*Aim*.
From the data that follows, copy every line holding the string "porti".

--- begin Input rows ---

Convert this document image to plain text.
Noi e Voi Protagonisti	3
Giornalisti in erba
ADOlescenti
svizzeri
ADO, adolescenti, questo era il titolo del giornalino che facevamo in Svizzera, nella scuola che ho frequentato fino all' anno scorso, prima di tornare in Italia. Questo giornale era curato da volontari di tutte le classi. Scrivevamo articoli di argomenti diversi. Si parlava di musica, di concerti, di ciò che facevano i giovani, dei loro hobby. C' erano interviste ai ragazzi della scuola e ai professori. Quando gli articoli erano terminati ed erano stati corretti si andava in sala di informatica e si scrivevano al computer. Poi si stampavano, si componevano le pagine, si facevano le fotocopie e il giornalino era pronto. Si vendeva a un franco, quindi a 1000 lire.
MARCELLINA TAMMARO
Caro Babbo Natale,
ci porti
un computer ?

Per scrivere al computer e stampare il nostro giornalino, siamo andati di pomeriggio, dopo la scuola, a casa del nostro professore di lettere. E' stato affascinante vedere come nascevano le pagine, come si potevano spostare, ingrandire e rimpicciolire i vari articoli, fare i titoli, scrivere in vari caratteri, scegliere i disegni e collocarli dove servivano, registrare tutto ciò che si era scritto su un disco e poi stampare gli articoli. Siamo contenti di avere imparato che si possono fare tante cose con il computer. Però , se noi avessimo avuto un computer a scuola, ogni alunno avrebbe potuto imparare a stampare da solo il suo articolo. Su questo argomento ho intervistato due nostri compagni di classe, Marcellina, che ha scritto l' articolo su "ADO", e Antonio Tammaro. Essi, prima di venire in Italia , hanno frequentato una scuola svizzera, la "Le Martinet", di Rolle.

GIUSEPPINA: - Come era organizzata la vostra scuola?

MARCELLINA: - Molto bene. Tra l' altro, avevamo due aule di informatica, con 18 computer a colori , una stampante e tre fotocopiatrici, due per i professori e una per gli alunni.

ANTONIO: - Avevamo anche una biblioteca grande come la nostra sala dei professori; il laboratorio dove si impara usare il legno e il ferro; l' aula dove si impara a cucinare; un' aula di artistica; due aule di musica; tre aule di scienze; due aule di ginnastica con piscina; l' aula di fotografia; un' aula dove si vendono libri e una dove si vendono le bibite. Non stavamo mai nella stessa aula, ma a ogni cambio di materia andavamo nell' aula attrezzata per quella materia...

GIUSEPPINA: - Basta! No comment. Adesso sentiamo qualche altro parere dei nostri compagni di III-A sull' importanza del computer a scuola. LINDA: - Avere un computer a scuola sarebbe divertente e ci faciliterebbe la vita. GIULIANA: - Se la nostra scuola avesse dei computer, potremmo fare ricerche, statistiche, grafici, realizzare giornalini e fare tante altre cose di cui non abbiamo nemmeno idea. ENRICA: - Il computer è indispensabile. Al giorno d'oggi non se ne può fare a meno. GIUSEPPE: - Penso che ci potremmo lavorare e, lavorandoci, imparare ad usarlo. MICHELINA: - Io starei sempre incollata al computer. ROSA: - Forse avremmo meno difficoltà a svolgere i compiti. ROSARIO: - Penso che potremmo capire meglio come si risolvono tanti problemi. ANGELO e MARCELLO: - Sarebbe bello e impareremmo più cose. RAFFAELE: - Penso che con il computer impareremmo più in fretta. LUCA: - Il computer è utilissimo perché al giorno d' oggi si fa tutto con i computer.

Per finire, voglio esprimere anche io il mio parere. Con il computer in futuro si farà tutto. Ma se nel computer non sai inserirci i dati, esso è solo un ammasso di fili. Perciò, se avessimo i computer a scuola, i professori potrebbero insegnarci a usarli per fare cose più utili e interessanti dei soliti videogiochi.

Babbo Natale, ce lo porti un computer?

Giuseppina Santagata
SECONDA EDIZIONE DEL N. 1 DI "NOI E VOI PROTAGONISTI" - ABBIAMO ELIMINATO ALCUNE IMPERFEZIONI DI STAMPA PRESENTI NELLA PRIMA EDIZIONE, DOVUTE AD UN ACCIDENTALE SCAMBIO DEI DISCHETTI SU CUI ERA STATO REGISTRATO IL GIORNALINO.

--- end Input rows ---

*Finished exercise*.
ci porti
Babbo Natale, ce lo porti un computer?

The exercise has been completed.